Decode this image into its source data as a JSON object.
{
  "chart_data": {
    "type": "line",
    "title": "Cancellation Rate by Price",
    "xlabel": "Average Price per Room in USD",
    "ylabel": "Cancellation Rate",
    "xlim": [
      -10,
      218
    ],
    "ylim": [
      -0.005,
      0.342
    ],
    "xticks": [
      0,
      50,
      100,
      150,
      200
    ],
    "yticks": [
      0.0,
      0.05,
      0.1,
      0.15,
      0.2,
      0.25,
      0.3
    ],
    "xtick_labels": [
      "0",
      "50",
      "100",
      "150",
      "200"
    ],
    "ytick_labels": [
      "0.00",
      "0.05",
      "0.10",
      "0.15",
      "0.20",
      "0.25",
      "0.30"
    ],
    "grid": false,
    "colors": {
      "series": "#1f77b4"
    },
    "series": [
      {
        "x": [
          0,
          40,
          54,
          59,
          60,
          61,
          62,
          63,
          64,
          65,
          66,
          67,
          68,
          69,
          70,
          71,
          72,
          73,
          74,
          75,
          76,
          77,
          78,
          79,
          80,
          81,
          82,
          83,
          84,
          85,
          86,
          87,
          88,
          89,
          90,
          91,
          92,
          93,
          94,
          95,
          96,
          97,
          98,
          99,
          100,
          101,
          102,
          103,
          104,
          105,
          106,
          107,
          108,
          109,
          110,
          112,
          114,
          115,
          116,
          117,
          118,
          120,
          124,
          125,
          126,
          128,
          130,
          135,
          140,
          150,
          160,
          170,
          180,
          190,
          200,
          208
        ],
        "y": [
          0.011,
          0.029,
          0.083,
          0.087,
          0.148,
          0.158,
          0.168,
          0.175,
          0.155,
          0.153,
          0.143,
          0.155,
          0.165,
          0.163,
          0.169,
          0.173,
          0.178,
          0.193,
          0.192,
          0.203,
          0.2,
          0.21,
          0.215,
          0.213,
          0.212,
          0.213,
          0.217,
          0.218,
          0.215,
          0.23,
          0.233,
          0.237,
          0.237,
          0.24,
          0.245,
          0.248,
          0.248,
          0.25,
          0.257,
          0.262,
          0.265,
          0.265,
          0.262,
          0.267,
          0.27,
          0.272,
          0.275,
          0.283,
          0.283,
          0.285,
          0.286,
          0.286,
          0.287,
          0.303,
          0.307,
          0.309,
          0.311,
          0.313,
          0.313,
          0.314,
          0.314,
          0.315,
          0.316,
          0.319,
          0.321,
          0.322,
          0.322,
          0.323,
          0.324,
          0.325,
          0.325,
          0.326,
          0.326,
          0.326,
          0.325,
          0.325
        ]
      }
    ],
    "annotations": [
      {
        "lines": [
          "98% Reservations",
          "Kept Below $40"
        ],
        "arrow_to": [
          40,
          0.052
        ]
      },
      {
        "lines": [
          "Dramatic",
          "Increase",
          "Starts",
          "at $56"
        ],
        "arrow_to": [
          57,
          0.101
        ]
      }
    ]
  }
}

##########

▶ [Exercise requirements] Restate the listing in full, word for word.

▶ [Exercise answer]
Decode this image into its source data as a JSON object.
{
  "chart_data": {
    "type": "line",
    "title": "Cancellation Rate by Price",
    "xlabel": "Average Price per Room in USD",
    "ylabel": "Cancellation Rate",
    "xlim": [
      -10,
      218
    ],
    "ylim": [
      -0.005,
      0.342
    ],
    "xticks": [
      0,
      50,
      100,
      150,
      200
    ],
    "yticks": [
      0.0,
      0.05,
      0.1,
      0.15,
      0.2,
      0.25,
      0.3
    ],
    "xtick_labels": [
      "0",
      "50",
      "100",
      "150",
      "200"
    ],
    "ytick_labels": [
      "0.00",
      "0.05",
      "0.10",
      "0.15",
      "0.20",
      "0.25",
      "0.30"
    ],
    "grid": false,
    "colors": {
      "series": "#1f77b4"
    },
    "series": [
      {
        "x": [
          0,
          40,
          54,
          59,
          60,
          61,
          62,
          63,
          64,
          65,
          66,
          67,
          68,
          69,
          70,
          71,
          72,
          73,
          74,
          75,
          76,
          77,
          78,
          79,
          80,
          81,
          82,
          83,
          84,
          85,
          86,
          87,
          88,
          89,
          90,
          91,
          92,
          93,
          94,
          95,
          96,
          97,
          98,
          99,
          100,
          101,
          102,
          103,
          104,
          105,
          106,
          107,
          108,
          109,
          110,
          112,
          114,
          115,
          116,
          117,
          118,
          120,
          124,
          125,
          126,
          128,
          130,
          135,
          140,
          150,
          160,
          170,
          180,
          190,
          200,
          208
        ],
        "y": [
          0.011,
          0.029,
          0.083,
          0.087,
          0.148,
          0.158,
          0.168,
          0.175,
          0.155,
          0.153,
          0.143,
          0.155,
          0.165,
          0.163,
          0.169,
          0.173,
          0.178,
          0.193,
          0.192,
          0.203,
          0.2,
          0.21,
          0.215,
          0.213,
          0.212,
          0.213,
          0.217,
          0.218,
          0.215,
          0.23,
          0.233,
          0.237,
          0.237,
          0.24,
          0.245,
          0.248,
          0.248,
          0.25,
          0.257,
          0.262,
          0.265,
          0.265,
          0.262,
          0.267,
          0.27,
          0.272,
          0.275,
          0.283,
          0.283,
          0.285,
          0.286,
          0.286,
          0.287,
          0.303,
          0.307,
          0.309,
          0.311,
          0.313,
          0.313,
          0.314,
          0.314,
          0.315,
          0.316,
          0.319,
          0.321,
          0.322,
          0.322,
          0.323,
          0.324,
          0.325,
          0.325,
          0.326,
          0.326,
          0.326,
          0.325,
          0.325
        ]
      }
    ],
    "annotations": [
      {
        "lines": [
          "98% Reservations",
          "Kept Below $40"
        ],
        "arrow_to": [
          40,
          0.052
        ]
      },
      {
        "lines": [
          "Dramatic",
          "Increase",
          "Starts",
          "at $56"
        ],
        "arrow_to": [
          57,
          0.101
        ]
      }
    ]
  }
}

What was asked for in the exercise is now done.